Text block:
As an FYI, it looks like Amazon is doing a mass reboot of the physical hosts in us-west-2 across all AZ's and it is scheduled to start tomorrow and take a couple days. Go to *https://console.aws.amazon.com/ec2/v2/home?region=us-west-2#Events <https://console.aws.amazon.com/ec2/v2/home?region=us-west-2#Events>:* to see what instances are affected when. -Grant
Bash related?
On Sep 24, 2014, at 4:47 PM, "Grant Ridder" <shortdudey123@gmail.com> wrote:
As an FYI, it looks like Amazon is doing a mass reboot of the physical hosts in us-west-2 across all AZ's and it is scheduled to start tomorrow and take a couple days. Go to *https://console.aws.amazon.com/ec2/v2/home?region=us-west-2#Events <https://console.aws.amazon.com/ec2/v2/home?region=us-west-2#Events>:* to see what instances are affected when.
-Grant
Likely not, since it's affecting Windows instances as well. Also not just us-west-2 -- we have tons of instances scheduled for downtime in us-east-1 and eu-west-1 as well. -Peter On 09/24/2014 04:51 PM, Gabriel Blanchard wrote:
Bash related?
On Sep 24, 2014, at 4:47 PM, "Grant Ridder" <shortdudey123@gmail.com> wrote:
As an FYI, it looks like Amazon is doing a mass reboot of the physical hosts in us-west-2 across all AZ's and it is scheduled to start tomorrow and take a couple days. Go to *https://console.aws.amazon.com/ec2/v2/home?region=us-west-2#Events <https://console.aws.amazon.com/ec2/v2/home?region=us-west-2#Events>:* to see what instances are affected when.
-Grant
Doubt it since a bash patch shouldn't require a reboot On Wed, Sep 24, 2014 at 1:51 PM, Gabriel Blanchard <gabe@teksavvy.ca> wrote:
Bash related?

Supplied information:
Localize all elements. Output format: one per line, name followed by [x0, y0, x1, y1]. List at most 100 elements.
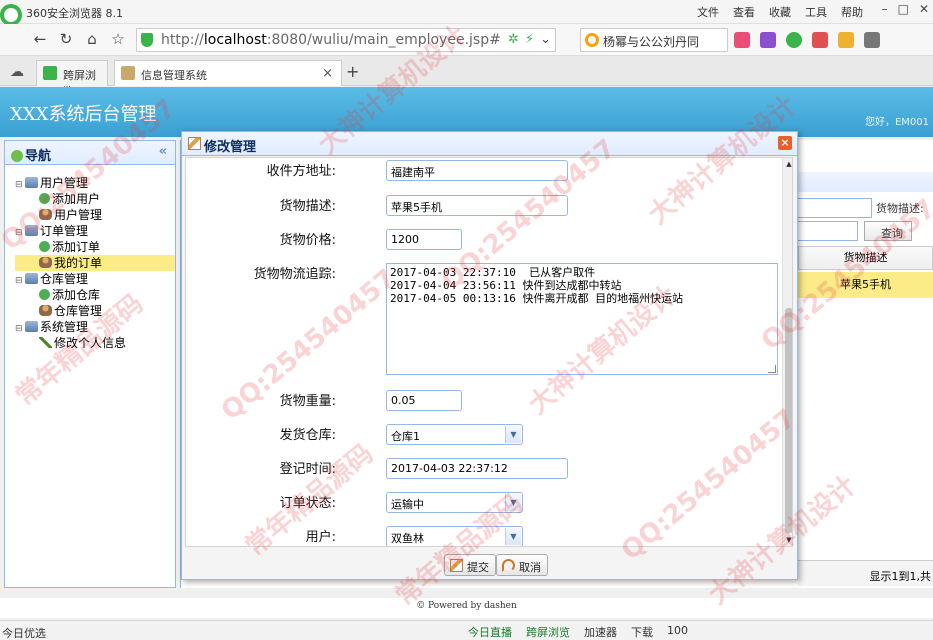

Task prompt: Resume the email thread about Amazon's scheduled EC2 host reboots, continuing on from its last message.

Exercise response:
On Sep 24, 2014, at 4:47 PM, "Grant Ridder" <shortdudey123@gmail.com> wrote:
As an FYI, it looks like Amazon is doing a mass reboot of the physical hosts in us-west-2 across all AZ's and it is scheduled to start tomorrow and take a couple days. Go to * https://console.aws.amazon.com/ec2/v2/home?region=us-west-2#Events <https://console.aws.amazon.com/ec2/v2/home?region=us-west-2#Events>:* to see what instances are affected when.
-Grant
Just got the same email. Not just US. Servers in Sydney we have also. Why such short notice? On Sep 24, 2014 4:58 PM, "Grant Ridder" <shortdudey123@gmail.com> wrote:
Doubt it since a bash patch shouldn't require a reboot
On Wed, Sep 24, 2014 at 1:51 PM, Gabriel Blanchard <gabe@teksavvy.ca> wrote:
Bash related?
On Sep 24, 2014, at 4:47 PM, "Grant Ridder" <shortdudey123@gmail.com> wrote:
As an FYI, it looks like Amazon is doing a mass reboot of the physical hosts in us-west-2 across all AZ's and it is scheduled to start tomorrow and take a couple days. Go to * https://console.aws.amazon.com/ec2/v2/home?region=us-west-2#Events <https://console.aws.amazon.com/ec2/v2/home?region=us-west-2#Events>:* to see what instances are affected when.
-Grant
Likely some sort of potentially serious bug or flaw in EC2 or Xen. AWS Security is really on the ball on such things and do everything they can to make invisible fixes with no customer impact, but sometimes a reboot is required in order to apply the changes necessary to keep customer instances safe from attacks and vulnerabilities. Another possibility: getting rid of older hardware. A reboot will keep you in the same class of service but may move you to a new physical machine. Unlikely though at this reported scale. Same thing happened in December 2011 [1]. Beckman [1] http://www.crn.com/news/cloud/232300111/widespread-amazon-ec2-cloud-instance... On Wed, 24 Sep 2014, Javier J wrote:
Just got the same email. Not just US. Servers in Sydney we have also. Why such short notice?
On Sep 24, 2014 4:58 PM, "Grant Ridder" <shortdudey123@gmail.com> wrote:
Doubt it since a bash patch shouldn't require a reboot
On Wed, Sep 24, 2014 at 1:51 PM, Gabriel Blanchard <gabe@teksavvy.ca> wrote:
Bash related?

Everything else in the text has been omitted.